>> start STORED DATA
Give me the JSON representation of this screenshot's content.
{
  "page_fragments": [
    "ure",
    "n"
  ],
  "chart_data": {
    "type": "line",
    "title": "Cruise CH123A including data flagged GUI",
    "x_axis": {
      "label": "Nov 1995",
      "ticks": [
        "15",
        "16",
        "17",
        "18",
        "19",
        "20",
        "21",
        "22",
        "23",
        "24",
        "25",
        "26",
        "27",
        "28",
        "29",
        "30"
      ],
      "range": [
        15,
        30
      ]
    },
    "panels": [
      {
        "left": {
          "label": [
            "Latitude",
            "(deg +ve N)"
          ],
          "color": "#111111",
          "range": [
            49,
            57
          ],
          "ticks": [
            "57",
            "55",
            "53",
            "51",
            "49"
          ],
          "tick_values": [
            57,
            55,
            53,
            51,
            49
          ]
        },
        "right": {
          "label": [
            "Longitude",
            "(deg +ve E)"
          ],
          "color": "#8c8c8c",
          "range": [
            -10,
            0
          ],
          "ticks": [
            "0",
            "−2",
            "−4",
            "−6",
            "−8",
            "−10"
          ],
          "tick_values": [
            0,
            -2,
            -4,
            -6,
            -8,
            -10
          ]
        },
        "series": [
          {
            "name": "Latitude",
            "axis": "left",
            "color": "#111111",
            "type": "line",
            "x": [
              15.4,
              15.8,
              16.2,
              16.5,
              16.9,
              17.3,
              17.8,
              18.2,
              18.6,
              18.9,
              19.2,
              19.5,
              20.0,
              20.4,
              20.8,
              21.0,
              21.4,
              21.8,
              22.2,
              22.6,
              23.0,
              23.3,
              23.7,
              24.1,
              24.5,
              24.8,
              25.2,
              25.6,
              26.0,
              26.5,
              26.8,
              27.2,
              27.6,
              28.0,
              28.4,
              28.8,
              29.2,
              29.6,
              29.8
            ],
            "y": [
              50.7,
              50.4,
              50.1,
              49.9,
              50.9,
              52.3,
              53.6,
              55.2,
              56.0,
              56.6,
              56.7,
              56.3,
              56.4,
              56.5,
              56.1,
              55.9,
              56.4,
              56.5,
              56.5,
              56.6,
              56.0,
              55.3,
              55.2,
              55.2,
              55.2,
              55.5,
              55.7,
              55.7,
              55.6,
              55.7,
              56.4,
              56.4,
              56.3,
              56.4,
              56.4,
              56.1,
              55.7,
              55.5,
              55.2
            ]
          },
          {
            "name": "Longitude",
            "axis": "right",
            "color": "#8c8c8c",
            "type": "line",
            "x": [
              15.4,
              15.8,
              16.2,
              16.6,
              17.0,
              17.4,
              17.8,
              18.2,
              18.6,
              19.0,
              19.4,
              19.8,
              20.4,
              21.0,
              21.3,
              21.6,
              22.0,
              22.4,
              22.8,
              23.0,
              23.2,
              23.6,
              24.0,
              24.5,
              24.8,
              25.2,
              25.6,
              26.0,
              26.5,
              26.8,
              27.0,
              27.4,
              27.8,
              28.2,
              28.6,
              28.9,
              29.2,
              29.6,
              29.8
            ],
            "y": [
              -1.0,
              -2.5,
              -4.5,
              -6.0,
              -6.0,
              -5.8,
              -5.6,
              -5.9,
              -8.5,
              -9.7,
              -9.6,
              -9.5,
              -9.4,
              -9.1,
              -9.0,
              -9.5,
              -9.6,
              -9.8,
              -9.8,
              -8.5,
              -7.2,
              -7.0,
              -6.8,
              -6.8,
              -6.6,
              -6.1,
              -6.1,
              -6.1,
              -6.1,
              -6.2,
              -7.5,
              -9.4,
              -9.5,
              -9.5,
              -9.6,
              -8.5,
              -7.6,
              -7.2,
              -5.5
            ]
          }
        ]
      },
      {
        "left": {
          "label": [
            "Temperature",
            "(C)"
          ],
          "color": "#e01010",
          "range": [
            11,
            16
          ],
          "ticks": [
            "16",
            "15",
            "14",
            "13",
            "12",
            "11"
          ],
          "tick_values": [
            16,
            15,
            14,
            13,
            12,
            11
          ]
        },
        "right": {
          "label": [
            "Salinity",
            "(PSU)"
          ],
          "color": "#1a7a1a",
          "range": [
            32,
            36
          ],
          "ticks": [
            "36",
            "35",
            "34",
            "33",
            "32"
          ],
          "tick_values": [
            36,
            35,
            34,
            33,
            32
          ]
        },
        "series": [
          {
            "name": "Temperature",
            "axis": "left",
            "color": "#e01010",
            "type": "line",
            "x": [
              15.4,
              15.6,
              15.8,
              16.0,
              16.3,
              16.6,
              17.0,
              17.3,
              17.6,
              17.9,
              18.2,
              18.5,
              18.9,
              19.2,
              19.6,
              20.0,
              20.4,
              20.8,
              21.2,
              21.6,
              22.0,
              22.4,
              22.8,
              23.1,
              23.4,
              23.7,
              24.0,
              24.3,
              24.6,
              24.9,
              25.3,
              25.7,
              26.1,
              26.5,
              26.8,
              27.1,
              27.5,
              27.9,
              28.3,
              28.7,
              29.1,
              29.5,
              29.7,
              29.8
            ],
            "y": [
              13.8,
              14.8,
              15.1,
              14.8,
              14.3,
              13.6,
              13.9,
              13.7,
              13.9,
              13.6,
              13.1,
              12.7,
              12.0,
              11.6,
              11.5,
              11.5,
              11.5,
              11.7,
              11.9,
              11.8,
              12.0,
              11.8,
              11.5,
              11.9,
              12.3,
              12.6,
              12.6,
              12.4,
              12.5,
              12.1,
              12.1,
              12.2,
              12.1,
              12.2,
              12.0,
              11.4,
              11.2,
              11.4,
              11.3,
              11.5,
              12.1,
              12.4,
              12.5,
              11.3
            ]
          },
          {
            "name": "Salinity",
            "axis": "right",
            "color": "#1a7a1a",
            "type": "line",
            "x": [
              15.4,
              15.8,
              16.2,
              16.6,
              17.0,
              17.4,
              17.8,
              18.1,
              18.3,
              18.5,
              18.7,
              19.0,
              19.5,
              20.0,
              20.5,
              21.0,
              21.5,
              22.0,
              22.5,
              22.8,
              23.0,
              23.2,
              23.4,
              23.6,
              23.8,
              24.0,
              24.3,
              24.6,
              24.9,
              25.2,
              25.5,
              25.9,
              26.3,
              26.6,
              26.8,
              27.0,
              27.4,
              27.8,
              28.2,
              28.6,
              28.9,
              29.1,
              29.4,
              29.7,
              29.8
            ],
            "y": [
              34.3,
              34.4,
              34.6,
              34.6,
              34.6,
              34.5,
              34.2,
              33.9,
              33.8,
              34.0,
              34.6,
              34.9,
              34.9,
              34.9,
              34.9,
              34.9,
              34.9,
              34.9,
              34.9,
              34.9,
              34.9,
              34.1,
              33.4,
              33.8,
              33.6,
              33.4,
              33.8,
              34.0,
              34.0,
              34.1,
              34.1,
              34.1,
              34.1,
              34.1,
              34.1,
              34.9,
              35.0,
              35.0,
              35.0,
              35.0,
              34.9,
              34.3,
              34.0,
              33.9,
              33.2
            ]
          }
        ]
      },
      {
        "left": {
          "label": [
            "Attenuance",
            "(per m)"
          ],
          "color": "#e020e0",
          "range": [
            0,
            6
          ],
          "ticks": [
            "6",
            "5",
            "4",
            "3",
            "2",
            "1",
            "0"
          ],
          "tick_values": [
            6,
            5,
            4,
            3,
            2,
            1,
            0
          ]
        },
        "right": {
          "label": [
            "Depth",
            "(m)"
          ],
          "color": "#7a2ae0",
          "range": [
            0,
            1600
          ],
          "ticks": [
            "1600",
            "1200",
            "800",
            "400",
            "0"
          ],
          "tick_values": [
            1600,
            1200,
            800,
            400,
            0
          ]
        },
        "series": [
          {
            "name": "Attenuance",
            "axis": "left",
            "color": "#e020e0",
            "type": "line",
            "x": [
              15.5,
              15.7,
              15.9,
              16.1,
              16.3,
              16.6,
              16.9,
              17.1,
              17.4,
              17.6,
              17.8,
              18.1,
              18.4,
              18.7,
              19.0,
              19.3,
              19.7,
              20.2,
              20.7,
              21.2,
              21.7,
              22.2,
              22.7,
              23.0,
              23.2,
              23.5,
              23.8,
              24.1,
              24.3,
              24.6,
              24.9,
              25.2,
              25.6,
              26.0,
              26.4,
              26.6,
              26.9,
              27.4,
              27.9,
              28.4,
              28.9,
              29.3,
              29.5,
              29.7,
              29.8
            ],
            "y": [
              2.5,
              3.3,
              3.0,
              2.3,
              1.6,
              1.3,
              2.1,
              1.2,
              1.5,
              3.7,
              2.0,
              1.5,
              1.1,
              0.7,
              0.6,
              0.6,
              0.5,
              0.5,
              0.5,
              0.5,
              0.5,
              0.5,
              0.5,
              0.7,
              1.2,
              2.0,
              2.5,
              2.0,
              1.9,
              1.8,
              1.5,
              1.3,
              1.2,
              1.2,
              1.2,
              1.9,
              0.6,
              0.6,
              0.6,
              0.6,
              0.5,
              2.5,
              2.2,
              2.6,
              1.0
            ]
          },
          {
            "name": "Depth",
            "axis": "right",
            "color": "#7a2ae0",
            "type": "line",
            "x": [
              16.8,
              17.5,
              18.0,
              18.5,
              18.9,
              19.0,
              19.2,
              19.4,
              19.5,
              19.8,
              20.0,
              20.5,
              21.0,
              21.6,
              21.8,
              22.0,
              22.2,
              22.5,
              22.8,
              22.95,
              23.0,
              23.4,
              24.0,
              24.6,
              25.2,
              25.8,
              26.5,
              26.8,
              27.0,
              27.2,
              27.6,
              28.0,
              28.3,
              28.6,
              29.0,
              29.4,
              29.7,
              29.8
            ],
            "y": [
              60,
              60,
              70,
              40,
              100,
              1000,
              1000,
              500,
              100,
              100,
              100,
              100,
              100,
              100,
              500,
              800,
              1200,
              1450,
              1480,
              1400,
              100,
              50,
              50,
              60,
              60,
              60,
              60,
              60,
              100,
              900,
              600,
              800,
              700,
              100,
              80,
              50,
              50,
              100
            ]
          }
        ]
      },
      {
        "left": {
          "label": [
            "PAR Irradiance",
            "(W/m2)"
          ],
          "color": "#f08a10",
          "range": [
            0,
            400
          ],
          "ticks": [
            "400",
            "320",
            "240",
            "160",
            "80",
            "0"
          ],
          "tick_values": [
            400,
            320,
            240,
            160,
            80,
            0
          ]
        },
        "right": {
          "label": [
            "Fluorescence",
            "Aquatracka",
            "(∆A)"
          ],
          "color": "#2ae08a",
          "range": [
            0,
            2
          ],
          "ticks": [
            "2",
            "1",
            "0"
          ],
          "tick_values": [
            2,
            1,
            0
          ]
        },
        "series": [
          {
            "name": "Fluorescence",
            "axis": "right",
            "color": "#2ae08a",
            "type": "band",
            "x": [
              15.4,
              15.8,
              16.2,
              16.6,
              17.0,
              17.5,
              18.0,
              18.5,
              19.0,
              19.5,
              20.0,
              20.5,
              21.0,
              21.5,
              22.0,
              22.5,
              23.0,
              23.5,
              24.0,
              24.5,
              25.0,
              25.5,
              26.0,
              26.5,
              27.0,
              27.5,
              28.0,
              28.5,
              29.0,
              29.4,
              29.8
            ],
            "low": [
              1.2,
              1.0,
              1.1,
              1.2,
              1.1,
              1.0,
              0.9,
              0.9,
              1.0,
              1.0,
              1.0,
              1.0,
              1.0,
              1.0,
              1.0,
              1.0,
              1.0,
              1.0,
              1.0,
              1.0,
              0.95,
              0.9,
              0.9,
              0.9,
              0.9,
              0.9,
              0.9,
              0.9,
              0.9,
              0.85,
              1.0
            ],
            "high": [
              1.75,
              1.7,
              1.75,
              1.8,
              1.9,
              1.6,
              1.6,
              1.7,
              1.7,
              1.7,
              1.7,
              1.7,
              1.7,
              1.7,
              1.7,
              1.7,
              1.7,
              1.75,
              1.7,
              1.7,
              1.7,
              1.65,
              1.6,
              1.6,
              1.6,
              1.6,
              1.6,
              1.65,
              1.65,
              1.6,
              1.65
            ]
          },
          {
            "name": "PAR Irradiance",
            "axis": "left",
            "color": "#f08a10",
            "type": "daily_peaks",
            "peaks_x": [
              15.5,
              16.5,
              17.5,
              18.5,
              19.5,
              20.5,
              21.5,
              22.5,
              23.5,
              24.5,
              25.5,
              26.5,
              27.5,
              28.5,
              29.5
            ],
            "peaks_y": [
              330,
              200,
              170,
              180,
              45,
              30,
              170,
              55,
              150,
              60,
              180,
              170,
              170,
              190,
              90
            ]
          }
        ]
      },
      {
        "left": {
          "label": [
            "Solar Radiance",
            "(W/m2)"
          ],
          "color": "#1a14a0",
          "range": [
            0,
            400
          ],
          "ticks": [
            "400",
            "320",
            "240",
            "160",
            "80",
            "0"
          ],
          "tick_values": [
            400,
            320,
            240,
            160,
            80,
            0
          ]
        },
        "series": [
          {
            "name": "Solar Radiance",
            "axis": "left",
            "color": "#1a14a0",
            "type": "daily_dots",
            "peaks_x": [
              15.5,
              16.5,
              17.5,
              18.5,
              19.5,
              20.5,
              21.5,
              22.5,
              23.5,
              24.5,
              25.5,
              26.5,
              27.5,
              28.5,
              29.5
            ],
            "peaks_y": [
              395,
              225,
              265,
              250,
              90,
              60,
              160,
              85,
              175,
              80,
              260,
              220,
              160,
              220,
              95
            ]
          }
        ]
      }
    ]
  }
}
>> end STORED DATA
#### EXERCISE PROMPT
Check each line of the records for the word "Solar" and extract those that contain it.

#### RESPONSE TO THE EXERCISE
            "Solar Radiance",
            "name": "Solar Radiance",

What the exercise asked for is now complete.